__Exercise instructions__. Do any lines in the data below contain "uncertainty"? If so, copy every one of them.

(Source records)
════════

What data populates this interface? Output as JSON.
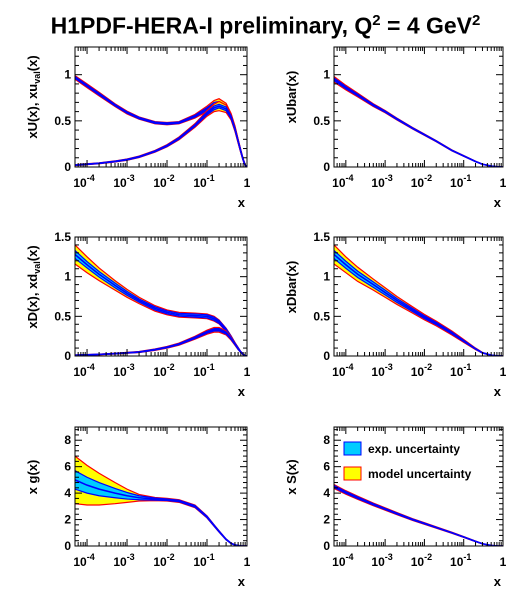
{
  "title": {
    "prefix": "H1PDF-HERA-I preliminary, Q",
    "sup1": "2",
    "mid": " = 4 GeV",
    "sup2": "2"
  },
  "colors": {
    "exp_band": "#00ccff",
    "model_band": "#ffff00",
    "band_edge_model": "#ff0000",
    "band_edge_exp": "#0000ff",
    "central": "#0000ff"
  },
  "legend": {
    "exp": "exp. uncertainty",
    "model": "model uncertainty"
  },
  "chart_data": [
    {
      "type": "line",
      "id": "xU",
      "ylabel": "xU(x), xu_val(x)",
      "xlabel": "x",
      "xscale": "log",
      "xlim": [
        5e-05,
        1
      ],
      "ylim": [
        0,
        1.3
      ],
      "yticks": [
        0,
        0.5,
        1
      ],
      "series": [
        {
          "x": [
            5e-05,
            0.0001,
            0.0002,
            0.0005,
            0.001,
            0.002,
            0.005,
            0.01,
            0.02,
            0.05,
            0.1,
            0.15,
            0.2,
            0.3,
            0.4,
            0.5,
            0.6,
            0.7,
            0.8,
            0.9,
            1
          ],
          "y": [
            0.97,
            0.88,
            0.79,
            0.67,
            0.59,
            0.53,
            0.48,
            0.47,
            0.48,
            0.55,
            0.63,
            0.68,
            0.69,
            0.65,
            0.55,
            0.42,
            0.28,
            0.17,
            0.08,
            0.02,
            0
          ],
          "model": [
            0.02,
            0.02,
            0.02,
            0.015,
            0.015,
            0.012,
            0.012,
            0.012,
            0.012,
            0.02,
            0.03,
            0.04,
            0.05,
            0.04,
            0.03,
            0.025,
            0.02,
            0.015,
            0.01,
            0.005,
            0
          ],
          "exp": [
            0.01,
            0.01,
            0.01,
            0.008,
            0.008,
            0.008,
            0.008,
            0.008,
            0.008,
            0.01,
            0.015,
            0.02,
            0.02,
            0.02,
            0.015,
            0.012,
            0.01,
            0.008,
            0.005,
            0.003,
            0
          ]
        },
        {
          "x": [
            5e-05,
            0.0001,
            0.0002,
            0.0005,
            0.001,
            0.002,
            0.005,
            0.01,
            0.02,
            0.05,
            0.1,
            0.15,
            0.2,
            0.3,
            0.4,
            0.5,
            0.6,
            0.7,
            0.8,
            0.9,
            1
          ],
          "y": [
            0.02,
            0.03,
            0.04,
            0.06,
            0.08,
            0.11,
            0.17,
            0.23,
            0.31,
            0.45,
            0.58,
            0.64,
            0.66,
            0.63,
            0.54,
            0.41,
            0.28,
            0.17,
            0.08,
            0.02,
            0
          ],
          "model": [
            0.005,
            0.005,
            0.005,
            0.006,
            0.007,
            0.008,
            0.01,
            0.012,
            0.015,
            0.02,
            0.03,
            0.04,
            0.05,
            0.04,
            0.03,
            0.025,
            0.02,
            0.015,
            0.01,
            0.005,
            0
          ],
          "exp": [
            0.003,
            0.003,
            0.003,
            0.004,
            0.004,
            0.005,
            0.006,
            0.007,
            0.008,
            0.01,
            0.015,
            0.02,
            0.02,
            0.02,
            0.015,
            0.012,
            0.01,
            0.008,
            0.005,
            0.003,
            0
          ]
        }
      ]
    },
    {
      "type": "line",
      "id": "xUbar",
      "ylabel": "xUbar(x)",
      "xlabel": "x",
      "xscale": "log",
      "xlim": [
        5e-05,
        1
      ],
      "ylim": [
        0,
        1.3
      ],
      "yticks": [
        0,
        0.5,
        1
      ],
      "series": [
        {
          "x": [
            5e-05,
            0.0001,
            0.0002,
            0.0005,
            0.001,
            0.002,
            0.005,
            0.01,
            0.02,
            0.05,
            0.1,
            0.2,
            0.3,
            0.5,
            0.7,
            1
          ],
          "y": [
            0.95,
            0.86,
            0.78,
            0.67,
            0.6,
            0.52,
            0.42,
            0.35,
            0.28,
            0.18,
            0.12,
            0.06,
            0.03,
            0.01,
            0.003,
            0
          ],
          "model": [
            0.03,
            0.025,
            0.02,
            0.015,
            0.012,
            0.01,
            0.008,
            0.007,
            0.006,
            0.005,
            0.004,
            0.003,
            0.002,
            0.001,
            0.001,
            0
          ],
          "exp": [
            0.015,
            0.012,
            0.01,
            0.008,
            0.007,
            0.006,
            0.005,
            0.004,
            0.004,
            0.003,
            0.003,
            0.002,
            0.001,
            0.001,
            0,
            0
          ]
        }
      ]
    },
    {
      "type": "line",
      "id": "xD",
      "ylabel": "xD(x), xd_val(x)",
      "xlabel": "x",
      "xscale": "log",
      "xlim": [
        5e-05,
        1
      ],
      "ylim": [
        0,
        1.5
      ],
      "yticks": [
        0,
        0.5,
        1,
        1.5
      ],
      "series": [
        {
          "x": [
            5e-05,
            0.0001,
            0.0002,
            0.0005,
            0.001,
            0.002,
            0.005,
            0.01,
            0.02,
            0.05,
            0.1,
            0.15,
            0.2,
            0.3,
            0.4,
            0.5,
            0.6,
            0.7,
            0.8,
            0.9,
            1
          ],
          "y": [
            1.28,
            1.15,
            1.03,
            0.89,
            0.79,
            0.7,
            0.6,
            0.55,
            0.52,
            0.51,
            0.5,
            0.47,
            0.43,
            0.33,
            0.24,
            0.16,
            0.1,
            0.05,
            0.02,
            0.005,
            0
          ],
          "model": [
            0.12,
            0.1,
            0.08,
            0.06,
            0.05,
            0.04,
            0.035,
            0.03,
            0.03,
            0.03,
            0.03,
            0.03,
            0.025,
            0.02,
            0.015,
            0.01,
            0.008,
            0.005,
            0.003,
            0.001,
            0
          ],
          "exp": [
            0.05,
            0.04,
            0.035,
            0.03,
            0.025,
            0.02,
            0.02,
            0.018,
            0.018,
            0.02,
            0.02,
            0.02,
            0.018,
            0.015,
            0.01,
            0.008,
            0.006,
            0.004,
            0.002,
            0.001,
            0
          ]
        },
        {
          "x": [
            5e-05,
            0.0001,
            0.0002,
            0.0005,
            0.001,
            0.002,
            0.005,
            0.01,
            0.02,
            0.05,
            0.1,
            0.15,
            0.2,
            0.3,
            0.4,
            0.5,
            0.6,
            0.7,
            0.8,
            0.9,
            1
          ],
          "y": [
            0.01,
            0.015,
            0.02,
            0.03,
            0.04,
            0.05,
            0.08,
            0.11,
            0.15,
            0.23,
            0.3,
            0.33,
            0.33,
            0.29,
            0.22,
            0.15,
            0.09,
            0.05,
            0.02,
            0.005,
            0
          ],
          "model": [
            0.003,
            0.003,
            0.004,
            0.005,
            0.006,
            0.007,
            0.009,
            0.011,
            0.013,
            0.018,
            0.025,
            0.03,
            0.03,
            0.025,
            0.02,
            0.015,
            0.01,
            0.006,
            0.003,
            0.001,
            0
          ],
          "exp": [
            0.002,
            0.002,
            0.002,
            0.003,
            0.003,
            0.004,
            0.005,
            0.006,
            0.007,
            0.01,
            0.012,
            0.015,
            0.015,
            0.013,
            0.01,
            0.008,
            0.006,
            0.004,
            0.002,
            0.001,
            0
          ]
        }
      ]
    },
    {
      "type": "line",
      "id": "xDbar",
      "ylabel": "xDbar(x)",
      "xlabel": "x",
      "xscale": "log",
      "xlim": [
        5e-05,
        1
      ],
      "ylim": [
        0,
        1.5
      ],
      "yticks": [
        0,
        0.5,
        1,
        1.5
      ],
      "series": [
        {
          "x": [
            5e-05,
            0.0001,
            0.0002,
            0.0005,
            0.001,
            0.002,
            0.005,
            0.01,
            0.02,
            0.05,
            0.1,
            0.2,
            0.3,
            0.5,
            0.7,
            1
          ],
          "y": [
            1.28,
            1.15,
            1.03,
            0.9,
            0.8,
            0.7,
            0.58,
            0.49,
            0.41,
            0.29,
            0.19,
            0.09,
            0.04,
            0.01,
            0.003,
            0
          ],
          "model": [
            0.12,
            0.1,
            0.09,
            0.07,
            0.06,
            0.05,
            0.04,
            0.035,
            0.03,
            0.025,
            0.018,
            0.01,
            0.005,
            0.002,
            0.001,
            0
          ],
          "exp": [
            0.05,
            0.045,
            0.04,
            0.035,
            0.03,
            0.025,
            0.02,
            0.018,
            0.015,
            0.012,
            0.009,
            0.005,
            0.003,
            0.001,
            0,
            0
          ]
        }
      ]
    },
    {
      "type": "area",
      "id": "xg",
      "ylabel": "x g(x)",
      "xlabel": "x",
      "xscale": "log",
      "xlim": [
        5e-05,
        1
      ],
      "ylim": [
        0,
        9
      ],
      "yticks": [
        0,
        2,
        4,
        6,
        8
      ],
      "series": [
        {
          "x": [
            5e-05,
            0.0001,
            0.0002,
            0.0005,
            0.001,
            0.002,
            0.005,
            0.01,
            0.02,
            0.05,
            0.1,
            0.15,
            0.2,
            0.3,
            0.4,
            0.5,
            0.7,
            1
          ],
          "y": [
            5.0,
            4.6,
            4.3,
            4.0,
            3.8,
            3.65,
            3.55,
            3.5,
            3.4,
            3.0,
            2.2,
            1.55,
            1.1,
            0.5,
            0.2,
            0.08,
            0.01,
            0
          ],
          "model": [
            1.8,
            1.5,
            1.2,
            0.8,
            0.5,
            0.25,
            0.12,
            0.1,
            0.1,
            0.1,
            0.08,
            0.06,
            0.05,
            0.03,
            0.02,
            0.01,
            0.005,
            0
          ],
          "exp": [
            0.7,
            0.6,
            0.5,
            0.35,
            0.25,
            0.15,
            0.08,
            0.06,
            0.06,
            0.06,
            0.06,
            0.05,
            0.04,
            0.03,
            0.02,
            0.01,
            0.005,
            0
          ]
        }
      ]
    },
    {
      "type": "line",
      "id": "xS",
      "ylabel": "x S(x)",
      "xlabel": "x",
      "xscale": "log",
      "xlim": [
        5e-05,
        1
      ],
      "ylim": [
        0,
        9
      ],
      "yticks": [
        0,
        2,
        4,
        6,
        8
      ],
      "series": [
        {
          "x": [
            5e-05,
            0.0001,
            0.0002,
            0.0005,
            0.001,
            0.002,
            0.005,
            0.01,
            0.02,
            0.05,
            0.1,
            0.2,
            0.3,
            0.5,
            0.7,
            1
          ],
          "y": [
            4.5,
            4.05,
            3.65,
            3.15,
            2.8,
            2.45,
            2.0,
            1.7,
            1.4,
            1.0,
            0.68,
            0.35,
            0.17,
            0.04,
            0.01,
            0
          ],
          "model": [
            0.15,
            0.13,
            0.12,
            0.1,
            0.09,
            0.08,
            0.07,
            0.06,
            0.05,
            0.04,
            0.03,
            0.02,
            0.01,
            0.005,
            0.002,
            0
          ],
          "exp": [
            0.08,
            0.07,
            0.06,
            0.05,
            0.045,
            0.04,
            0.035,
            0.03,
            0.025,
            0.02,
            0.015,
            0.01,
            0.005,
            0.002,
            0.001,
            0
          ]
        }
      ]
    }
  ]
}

════════

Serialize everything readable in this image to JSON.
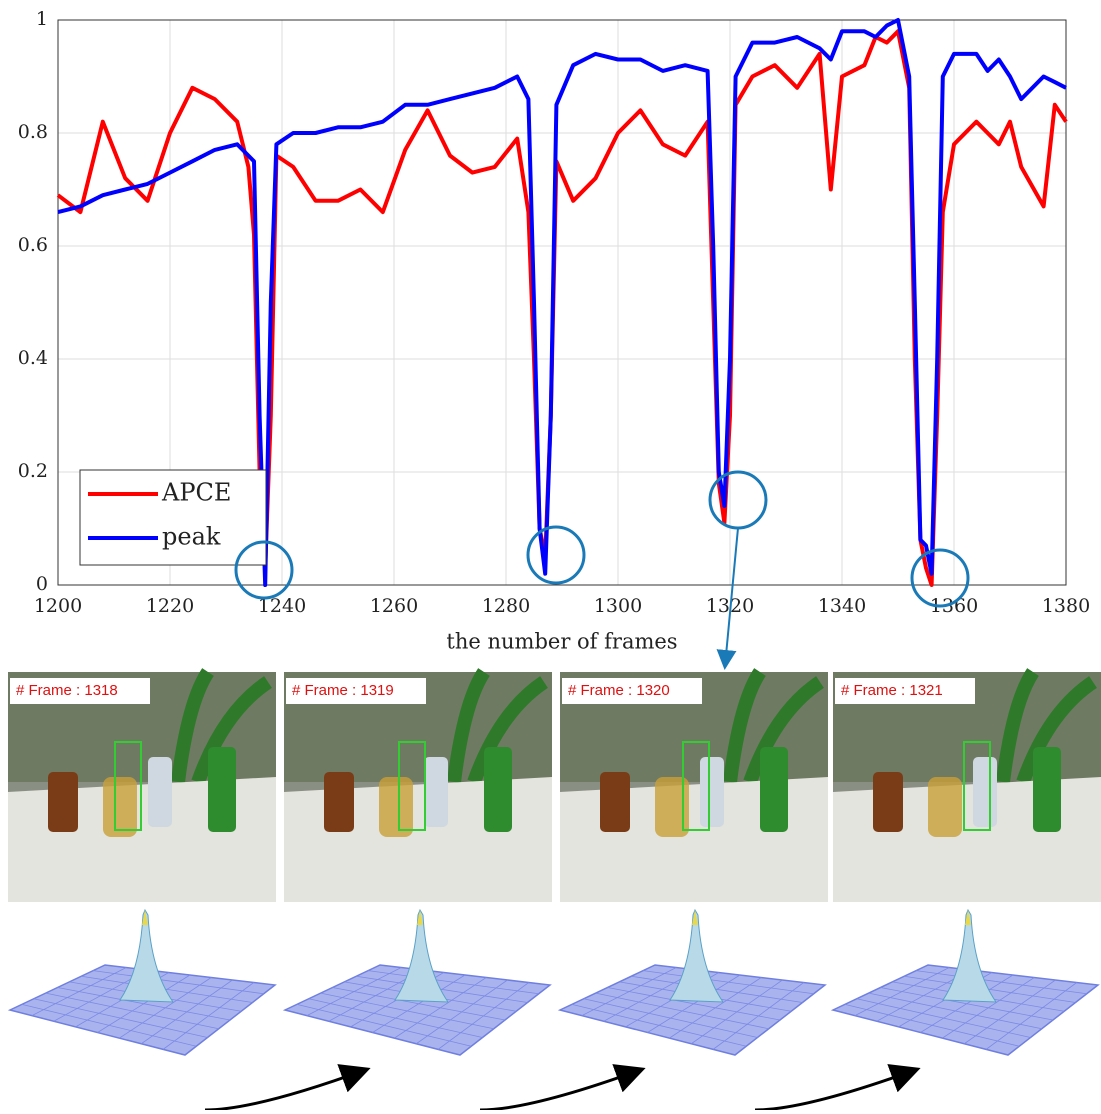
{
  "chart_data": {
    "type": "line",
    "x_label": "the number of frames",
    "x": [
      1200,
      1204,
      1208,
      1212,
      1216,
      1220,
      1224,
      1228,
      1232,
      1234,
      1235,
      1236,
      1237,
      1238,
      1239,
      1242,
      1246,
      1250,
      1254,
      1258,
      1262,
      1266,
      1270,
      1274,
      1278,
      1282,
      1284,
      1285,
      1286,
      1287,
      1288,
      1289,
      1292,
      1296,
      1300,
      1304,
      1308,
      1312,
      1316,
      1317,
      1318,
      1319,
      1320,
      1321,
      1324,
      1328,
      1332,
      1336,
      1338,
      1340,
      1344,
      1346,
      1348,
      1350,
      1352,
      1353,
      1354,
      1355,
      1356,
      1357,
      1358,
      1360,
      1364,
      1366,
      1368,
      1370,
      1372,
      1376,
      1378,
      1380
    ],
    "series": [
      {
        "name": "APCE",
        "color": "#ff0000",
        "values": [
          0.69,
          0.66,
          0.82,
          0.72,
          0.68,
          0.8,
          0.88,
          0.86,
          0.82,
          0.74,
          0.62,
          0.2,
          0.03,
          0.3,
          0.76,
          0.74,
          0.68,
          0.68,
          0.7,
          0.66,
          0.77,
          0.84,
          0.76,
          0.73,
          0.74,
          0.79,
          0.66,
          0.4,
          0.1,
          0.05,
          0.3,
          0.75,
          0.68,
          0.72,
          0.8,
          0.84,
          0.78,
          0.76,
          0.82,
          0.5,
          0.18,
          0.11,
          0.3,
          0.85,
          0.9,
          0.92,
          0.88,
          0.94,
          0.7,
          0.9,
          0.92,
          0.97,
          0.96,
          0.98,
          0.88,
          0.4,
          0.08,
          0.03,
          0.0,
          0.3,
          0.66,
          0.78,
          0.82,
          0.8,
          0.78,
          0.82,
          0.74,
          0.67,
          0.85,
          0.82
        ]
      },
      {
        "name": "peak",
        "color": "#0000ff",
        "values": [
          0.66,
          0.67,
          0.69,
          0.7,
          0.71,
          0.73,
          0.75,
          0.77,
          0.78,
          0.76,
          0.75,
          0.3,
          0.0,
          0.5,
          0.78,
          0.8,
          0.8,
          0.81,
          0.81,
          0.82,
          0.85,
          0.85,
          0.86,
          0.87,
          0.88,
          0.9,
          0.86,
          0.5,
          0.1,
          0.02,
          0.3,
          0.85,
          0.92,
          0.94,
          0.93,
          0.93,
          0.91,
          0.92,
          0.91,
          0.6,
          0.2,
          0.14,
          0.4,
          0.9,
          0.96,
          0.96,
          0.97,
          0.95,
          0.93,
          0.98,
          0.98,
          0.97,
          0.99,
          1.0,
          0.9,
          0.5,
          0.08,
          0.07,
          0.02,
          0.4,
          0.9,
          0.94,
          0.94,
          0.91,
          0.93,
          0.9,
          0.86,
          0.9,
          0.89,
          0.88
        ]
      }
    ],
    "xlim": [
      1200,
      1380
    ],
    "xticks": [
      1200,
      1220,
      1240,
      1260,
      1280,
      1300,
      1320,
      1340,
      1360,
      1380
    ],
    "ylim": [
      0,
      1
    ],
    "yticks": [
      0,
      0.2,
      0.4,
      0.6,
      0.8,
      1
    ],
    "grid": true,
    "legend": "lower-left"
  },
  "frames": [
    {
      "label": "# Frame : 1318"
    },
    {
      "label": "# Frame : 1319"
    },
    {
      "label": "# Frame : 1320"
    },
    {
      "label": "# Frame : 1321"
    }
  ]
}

════════

__Exercise output__.
    "exp": "exp. uncertainty",
    "model": "model uncertainty"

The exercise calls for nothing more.